Excerpt from a dataset:
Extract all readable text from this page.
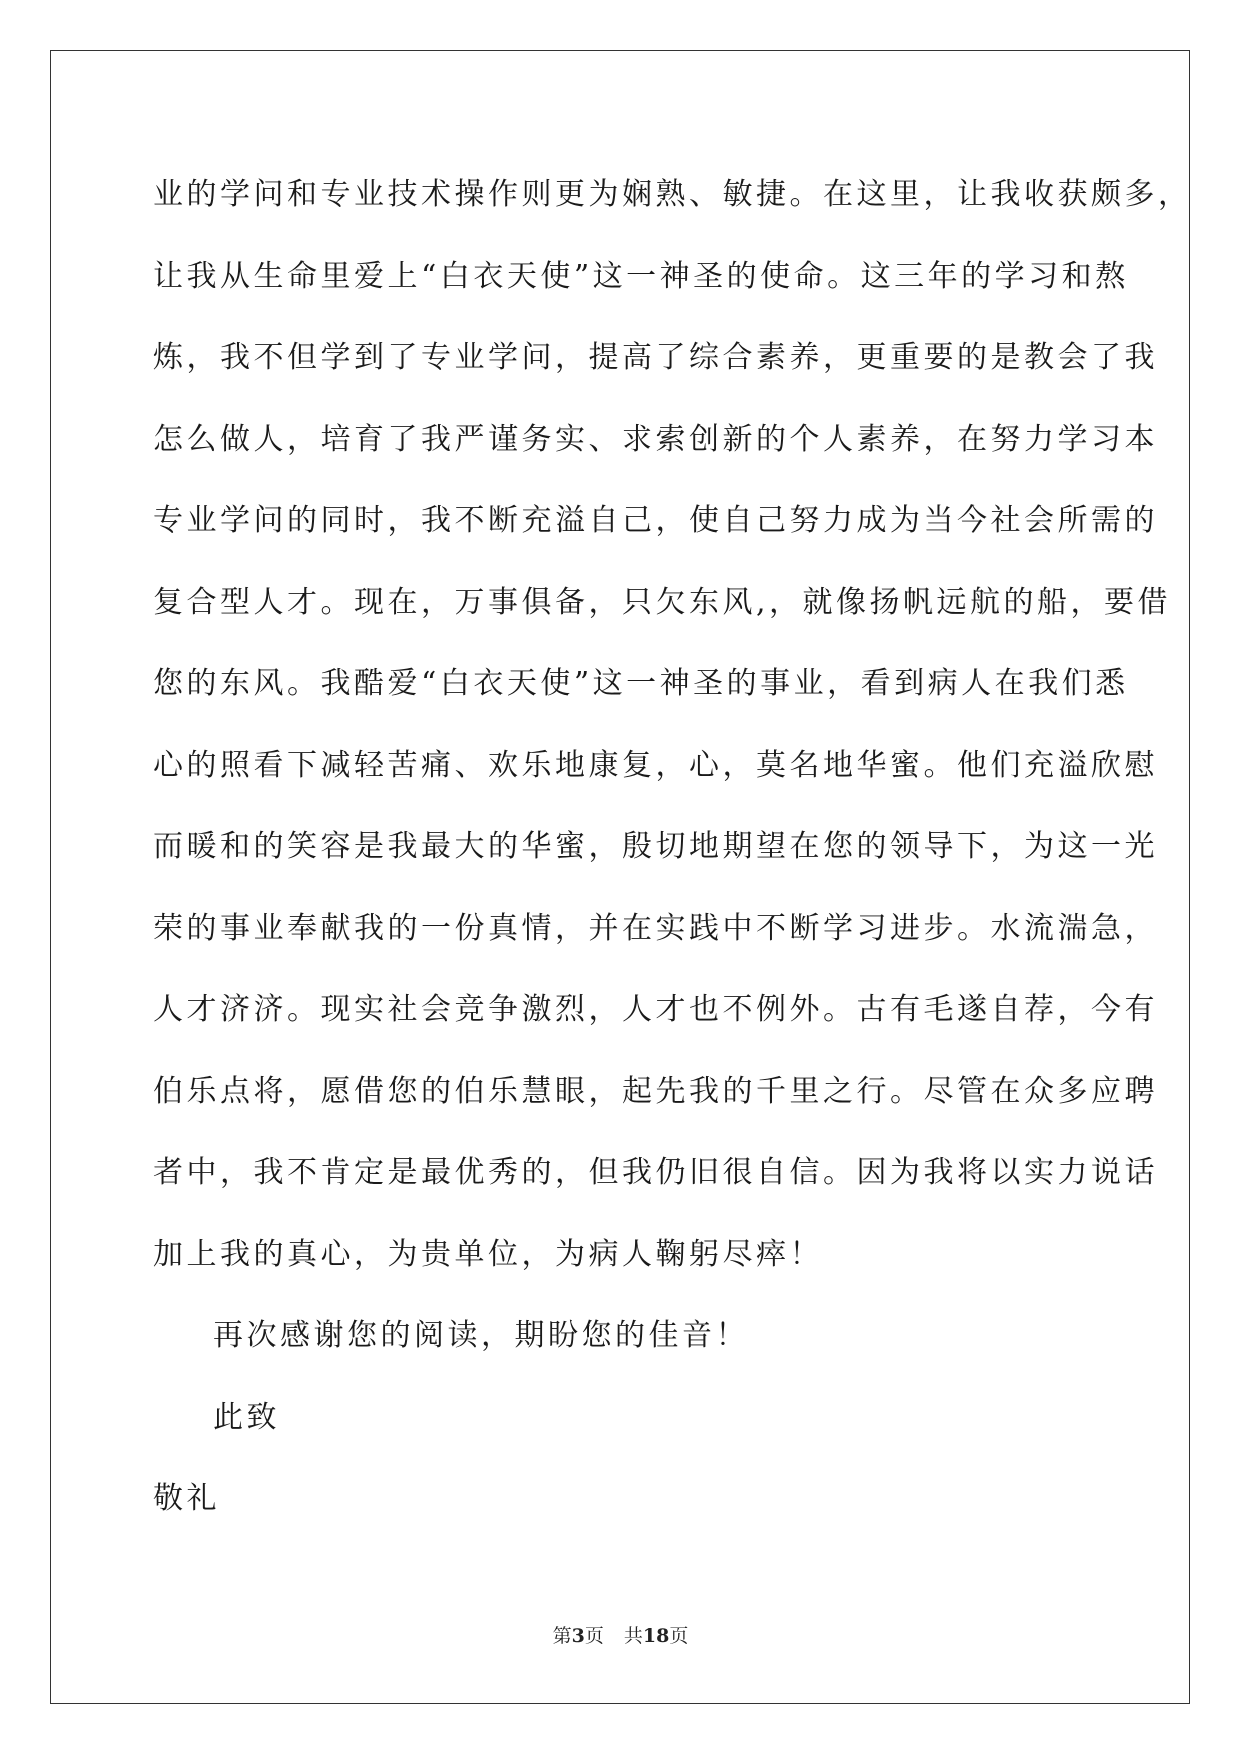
业的学问和专业技术操作则更为娴熟、敏捷。在这里，让我收获颇多，
让我从生命里爱上“白衣天使”这一神圣的使命。这三年的学习和熬
炼，我不但学到了专业学问，提高了综合素养，更重要的是教会了我
怎么做人，培育了我严谨务实、求索创新的个人素养，在努力学习本
专业学问的同时，我不断充溢自己，使自己努力成为当今社会所需的
复合型人才。现在，万事俱备，只欠东风,，就像扬帆远航的船，要借
您的东风。我酷爱“白衣天使”这一神圣的事业，看到病人在我们悉
心的照看下减轻苦痛、欢乐地康复，心，莫名地华蜜。他们充溢欣慰
而暖和的笑容是我最大的华蜜，殷切地期望在您的领导下，为这一光
荣的事业奉献我的一份真情，并在实践中不断学习进步。水流湍急，
人才济济。现实社会竞争激烈，人才也不例外。古有毛遂自荐，今有
伯乐点将，愿借您的伯乐慧眼，起先我的千里之行。尽管在众多应聘
者中，我不肯定是最优秀的，但我仍旧很自信。因为我将以实力说话
加上我的真心，为贵单位，为病人鞠躬尽瘁！
再次感谢您的阅读，期盼您的佳音！
此致
敬礼
第3页 共18页
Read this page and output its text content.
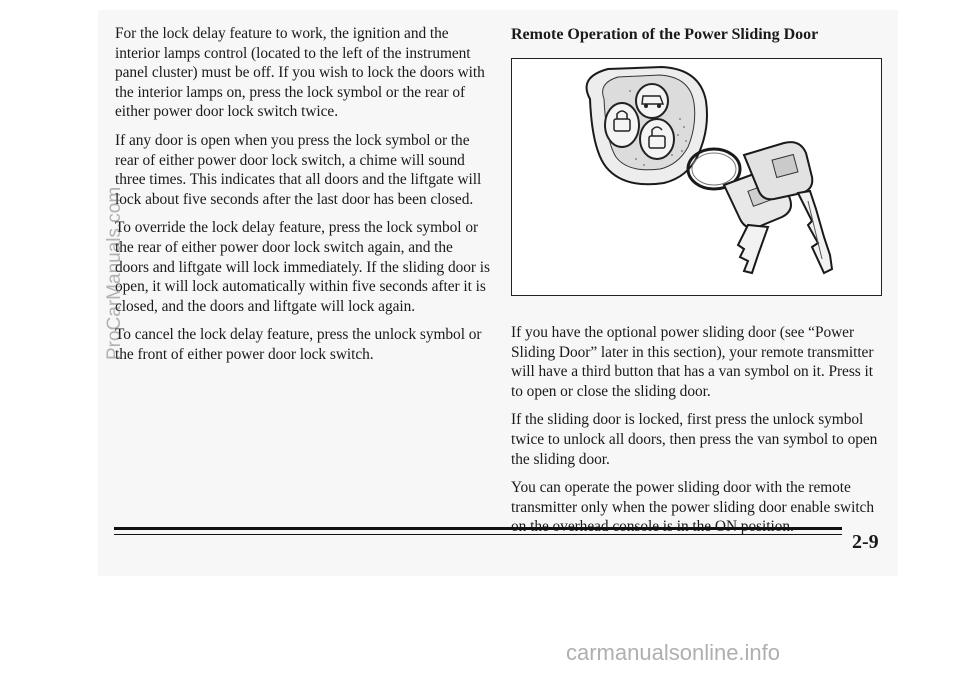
For the lock delay feature to work, the ignition and the interior lamps control (located to the left of the instrument panel cluster) must be off. If you wish to lock the doors with the interior lamps on, press the lock symbol or the rear of either power door lock switch twice.

If any door is open when you press the lock symbol or the rear of either power door lock switch, a chime will sound three times. This indicates that all doors and the liftgate will lock about five seconds after the last door has been closed.

To override the lock delay feature, press the lock symbol or the rear of either power door lock switch again, and the doors and liftgate will lock immediately. If the sliding door is open, it will lock automatically within five seconds after it is closed, and the doors and liftgate will lock again.

To cancel the lock delay feature, press the unlock symbol or the front of either power door lock switch.

Remote Operation of the Power Sliding Door

If you have the optional power sliding door (see “Power Sliding Door” later in this section), your remote transmitter will have a third button that has a van symbol on it. Press it to open or close the sliding door.

If the sliding door is locked, first press the unlock symbol twice to unlock all doors, then press the van symbol to open the sliding door.

You can operate the power sliding door with the remote transmitter only when the power sliding door enable switch

2-9
ProCarManuals.com
carmanualsonline.info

[WHAT TO WORK ON] Strip out the images, then output the records above word for word.

[RESPONSE TO THIS EXERCISE]
Extract all readable text from this page.
业的学问和专业技术操作则更为娴熟、敏捷。在这里，让我收获颇多，
让我从生命里爱上“白衣天使”这一神圣的使命。这三年的学习和熬
炼，我不但学到了专业学问，提高了综合素养，更重要的是教会了我
怎么做人，培育了我严谨务实、求索创新的个人素养，在努力学习本
专业学问的同时，我不断充溢自己，使自己努力成为当今社会所需的
复合型人才。现在，万事俱备，只欠东风,，就像扬帆远航的船，要借
您的东风。我酷爱“白衣天使”这一神圣的事业，看到病人在我们悉
心的照看下减轻苦痛、欢乐地康复，心，莫名地华蜜。他们充溢欣慰
而暖和的笑容是我最大的华蜜，殷切地期望在您的领导下，为这一光
荣的事业奉献我的一份真情，并在实践中不断学习进步。水流湍急，
人才济济。现实社会竞争激烈，人才也不例外。古有毛遂自荐，今有
伯乐点将，愿借您的伯乐慧眼，起先我的千里之行。尽管在众多应聘
者中，我不肯定是最优秀的，但我仍旧很自信。因为我将以实力说话
加上我的真心，为贵单位，为病人鞠躬尽瘁！
再次感谢您的阅读，期盼您的佳音！
此致
敬礼
第3页 共18页
Read this page and output its text content.
For the lock delay feature to work, the ignition and the interior lamps control (located to the left of the instrument panel cluster) must be off. If you wish to lock the doors with the interior lamps on, press the lock symbol or the rear of either power door lock switch twice.

If any door is open when you press the lock symbol or the rear of either power door lock switch, a chime will sound three times. This indicates that all doors and the liftgate will lock about five seconds after the last door has been closed.

To override the lock delay feature, press the lock symbol or the rear of either power door lock switch again, and the doors and liftgate will lock immediately. If the sliding door is open, it will lock automatically within five seconds after it is closed, and the doors and liftgate will lock again.

To cancel the lock delay feature, press the unlock symbol or the front of either power door lock switch.

Remote Operation of the Power Sliding Door

If you have the optional power sliding door (see “Power Sliding Door” later in this section), your remote transmitter will have a third button that has a van symbol on it. Press it to open or close the sliding door.

If the sliding door is locked, first press the unlock symbol twice to unlock all doors, then press the van symbol to open the sliding door.

You can operate the power sliding door with the remote transmitter only when the power sliding door enable switch

2-9
ProCarManuals.com
carmanualsonline.info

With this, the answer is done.